WHAT TO DO: Output the material as a numbered list with blank lines omitted, beginning at its first line and stopping after the line that contains "- x-tick-label: 11.07.2026: [98, 274, 107, 333]".

• • • •

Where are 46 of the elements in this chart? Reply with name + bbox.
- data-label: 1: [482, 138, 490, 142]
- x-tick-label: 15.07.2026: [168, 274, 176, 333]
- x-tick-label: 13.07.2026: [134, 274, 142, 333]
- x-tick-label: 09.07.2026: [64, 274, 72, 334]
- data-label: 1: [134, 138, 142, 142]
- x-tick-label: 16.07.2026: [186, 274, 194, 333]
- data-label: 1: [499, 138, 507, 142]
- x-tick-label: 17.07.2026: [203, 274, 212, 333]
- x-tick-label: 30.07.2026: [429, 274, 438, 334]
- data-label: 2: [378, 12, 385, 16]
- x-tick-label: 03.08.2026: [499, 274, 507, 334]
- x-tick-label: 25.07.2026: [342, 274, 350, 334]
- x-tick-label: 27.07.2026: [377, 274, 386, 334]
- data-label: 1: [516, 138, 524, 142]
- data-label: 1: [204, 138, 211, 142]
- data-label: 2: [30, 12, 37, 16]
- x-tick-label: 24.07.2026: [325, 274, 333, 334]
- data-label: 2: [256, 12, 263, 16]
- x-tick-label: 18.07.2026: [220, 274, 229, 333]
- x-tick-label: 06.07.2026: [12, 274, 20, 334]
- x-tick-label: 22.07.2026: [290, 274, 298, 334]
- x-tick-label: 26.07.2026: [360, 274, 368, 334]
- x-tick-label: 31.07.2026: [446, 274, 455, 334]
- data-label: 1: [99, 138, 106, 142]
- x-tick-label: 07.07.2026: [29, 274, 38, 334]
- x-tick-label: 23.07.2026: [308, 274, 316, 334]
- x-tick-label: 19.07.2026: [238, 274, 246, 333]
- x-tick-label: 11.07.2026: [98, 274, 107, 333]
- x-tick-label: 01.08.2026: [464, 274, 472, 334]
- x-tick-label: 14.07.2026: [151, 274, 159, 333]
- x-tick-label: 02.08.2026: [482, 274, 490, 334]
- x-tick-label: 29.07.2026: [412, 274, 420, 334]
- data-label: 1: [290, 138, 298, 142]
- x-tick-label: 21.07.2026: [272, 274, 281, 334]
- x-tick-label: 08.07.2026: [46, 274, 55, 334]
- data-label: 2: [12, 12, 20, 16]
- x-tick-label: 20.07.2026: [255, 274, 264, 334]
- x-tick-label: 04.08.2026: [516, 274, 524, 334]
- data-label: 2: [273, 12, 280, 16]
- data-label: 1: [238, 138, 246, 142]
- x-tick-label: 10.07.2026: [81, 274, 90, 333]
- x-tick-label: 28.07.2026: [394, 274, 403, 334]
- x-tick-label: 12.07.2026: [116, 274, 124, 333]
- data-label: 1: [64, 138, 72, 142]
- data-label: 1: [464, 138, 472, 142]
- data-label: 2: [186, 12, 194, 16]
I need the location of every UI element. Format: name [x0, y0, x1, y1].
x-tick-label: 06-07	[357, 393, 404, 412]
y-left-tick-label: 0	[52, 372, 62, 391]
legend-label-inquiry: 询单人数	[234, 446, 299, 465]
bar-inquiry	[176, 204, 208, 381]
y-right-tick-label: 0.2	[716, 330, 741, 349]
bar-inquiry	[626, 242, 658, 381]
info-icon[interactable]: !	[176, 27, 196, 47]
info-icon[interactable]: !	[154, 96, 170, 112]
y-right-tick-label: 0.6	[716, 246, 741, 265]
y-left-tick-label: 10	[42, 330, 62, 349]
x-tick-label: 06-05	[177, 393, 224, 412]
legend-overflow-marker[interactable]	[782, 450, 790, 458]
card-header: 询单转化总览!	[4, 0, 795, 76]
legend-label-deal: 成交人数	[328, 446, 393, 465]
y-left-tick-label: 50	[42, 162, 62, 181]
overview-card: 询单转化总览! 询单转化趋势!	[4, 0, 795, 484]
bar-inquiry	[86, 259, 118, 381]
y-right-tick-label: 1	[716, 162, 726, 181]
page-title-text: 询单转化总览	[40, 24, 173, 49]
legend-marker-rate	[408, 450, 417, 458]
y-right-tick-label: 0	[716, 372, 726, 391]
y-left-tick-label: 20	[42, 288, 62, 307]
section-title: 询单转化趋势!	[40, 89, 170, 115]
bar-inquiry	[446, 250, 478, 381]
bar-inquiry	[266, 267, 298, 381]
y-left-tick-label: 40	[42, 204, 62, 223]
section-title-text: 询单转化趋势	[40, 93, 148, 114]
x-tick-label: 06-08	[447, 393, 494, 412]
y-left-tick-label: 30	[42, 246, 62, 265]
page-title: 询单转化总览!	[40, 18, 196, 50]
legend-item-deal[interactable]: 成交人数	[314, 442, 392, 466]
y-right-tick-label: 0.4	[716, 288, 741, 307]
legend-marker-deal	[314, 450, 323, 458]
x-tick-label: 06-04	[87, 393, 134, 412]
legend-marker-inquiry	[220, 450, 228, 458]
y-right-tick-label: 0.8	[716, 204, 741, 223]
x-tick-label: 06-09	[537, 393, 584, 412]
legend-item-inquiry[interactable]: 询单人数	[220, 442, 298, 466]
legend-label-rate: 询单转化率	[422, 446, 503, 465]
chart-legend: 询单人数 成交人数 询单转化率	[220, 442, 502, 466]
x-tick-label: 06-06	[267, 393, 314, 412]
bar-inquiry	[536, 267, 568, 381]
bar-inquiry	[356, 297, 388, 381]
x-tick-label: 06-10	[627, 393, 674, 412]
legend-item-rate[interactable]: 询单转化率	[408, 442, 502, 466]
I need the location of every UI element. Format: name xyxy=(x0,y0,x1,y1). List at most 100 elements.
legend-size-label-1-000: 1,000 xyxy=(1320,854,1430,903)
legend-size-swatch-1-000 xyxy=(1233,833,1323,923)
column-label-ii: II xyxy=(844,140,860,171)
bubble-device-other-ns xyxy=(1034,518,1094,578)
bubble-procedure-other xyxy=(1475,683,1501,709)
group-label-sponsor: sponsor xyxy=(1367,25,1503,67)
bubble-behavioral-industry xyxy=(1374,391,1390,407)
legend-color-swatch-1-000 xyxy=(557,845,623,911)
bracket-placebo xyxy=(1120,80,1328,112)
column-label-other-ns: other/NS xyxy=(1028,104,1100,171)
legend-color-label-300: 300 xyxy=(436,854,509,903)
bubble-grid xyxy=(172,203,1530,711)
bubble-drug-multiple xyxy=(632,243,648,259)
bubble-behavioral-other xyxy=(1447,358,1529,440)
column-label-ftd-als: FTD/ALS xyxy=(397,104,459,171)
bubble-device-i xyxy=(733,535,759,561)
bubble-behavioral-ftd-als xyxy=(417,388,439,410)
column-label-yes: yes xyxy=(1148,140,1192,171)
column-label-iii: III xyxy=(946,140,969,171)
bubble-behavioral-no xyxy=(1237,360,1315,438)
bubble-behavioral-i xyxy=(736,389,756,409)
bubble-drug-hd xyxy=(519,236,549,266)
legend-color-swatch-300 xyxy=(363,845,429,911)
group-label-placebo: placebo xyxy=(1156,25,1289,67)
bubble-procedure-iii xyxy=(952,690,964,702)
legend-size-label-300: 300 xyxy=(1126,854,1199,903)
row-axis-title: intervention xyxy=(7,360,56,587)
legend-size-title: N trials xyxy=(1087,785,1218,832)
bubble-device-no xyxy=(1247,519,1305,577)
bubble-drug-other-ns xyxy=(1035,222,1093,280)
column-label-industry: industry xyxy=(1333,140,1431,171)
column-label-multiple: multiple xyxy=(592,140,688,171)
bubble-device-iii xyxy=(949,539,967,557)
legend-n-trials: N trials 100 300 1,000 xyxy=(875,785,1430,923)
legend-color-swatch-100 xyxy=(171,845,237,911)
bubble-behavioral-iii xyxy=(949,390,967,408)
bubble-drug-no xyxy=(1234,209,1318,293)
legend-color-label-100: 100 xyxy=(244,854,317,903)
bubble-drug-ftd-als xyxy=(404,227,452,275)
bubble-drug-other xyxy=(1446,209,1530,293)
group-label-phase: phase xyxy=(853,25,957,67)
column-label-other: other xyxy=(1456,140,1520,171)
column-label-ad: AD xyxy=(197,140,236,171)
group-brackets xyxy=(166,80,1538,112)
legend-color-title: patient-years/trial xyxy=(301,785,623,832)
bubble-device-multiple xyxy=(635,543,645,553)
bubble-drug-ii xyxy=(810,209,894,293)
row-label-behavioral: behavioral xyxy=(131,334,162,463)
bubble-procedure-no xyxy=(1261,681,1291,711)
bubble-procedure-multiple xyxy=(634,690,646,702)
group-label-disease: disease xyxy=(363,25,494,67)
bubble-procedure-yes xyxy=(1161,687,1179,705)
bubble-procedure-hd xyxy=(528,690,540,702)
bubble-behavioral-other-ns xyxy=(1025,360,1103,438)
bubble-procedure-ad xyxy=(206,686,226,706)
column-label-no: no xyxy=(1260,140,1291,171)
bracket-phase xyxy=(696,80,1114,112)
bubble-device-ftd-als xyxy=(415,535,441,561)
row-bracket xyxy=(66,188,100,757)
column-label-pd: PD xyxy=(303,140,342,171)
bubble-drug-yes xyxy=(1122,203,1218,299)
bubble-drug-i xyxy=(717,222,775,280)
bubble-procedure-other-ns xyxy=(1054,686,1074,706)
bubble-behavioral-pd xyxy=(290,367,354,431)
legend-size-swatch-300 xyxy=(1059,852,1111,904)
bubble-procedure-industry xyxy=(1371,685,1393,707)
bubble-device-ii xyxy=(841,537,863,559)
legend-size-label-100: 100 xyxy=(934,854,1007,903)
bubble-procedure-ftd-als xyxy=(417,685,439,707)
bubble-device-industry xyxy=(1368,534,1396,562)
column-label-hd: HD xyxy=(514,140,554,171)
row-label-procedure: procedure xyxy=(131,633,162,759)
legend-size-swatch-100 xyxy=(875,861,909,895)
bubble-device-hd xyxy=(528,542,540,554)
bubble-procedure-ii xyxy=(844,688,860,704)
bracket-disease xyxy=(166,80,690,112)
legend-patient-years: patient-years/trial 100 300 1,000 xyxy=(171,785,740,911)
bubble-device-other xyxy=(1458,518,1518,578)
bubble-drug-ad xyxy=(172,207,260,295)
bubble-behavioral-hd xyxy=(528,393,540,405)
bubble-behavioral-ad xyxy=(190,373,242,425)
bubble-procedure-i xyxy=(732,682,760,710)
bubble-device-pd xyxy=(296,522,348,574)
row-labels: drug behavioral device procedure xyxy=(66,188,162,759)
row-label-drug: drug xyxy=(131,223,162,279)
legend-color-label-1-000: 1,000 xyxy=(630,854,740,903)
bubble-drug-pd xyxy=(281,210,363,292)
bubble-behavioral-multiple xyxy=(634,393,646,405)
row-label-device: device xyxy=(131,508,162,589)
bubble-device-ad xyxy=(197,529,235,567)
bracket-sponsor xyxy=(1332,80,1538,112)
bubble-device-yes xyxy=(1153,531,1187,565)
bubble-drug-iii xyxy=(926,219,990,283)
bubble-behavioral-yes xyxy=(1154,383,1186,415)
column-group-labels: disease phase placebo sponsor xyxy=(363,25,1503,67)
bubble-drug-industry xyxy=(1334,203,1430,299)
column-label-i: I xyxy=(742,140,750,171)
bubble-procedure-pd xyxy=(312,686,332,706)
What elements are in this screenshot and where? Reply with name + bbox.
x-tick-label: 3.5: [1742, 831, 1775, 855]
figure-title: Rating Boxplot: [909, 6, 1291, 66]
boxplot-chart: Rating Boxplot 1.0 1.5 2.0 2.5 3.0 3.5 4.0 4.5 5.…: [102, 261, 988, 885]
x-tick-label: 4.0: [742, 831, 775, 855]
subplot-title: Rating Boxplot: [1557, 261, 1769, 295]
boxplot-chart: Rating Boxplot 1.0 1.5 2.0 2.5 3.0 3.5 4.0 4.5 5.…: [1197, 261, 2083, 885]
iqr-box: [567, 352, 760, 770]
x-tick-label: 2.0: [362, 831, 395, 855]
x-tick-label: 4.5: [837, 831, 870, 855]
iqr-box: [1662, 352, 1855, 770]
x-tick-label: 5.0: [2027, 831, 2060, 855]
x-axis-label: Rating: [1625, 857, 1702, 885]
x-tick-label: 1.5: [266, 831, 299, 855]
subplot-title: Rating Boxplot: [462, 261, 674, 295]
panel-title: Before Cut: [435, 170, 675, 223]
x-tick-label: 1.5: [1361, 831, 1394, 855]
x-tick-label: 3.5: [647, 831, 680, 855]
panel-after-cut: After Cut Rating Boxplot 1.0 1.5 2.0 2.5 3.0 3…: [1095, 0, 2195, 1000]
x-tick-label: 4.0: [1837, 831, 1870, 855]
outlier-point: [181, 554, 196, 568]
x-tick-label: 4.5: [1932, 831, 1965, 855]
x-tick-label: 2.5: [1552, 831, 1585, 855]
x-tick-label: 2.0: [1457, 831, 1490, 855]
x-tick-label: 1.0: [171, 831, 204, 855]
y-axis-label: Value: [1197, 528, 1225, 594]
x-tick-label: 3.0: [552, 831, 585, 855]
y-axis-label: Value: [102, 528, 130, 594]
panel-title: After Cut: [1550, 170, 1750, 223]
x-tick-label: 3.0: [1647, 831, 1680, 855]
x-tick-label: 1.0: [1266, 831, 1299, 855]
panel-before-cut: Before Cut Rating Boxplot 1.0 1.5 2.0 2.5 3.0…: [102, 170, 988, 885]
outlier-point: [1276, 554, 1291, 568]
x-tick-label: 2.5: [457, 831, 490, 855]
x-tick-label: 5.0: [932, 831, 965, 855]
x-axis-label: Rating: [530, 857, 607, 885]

• • • •

WORKED SOLUTION:
1. Where are 46 of the elements in this chart? Reply with name + bbox.
2. - data-label: 1: [482, 138, 490, 142]
3. - x-tick-label: 15.07.2026: [168, 274, 176, 333]
4. - x-tick-label: 13.07.2026: [134, 274, 142, 333]
5. - x-tick-label: 09.07.2026: [64, 274, 72, 334]
6. - data-label: 1: [134, 138, 142, 142]
7. - x-tick-label: 16.07.2026: [186, 274, 194, 333]
8. - data-label: 1: [499, 138, 507, 142]
9. - x-tick-label: 17.07.2026: [203, 274, 212, 333]
10. - x-tick-label: 30.07.2026: [429, 274, 438, 334]
11. - data-label: 2: [378, 12, 385, 16]
12. - x-tick-label: 03.08.2026: [499, 274, 507, 334]
13. - x-tick-label: 25.07.2026: [342, 274, 350, 334]
14. - x-tick-label: 27.07.2026: [377, 274, 386, 334]
15. - data-label: 1: [516, 138, 524, 142]
16. - data-label: 1: [204, 138, 211, 142]
17. - data-label: 2: [30, 12, 37, 16]
18. - x-tick-label: 24.07.2026: [325, 274, 333, 334]
19. - data-label: 2: [256, 12, 263, 16]
20. - x-tick-label: 18.07.2026: [220, 274, 229, 333]
21. - x-tick-label: 06.07.2026: [12, 274, 20, 334]
22. - x-tick-label: 22.07.2026: [290, 274, 298, 334]
23. - x-tick-label: 26.07.2026: [360, 274, 368, 334]
24. - x-tick-label: 31.07.2026: [446, 274, 455, 334]
25. - data-label: 1: [99, 138, 106, 142]
26. - x-tick-label: 07.07.2026: [29, 274, 38, 334]
27. - x-tick-label: 23.07.2026: [308, 274, 316, 334]
28. - x-tick-label: 19.07.2026: [238, 274, 246, 333]
29. - x-tick-label: 11.07.2026: [98, 274, 107, 333]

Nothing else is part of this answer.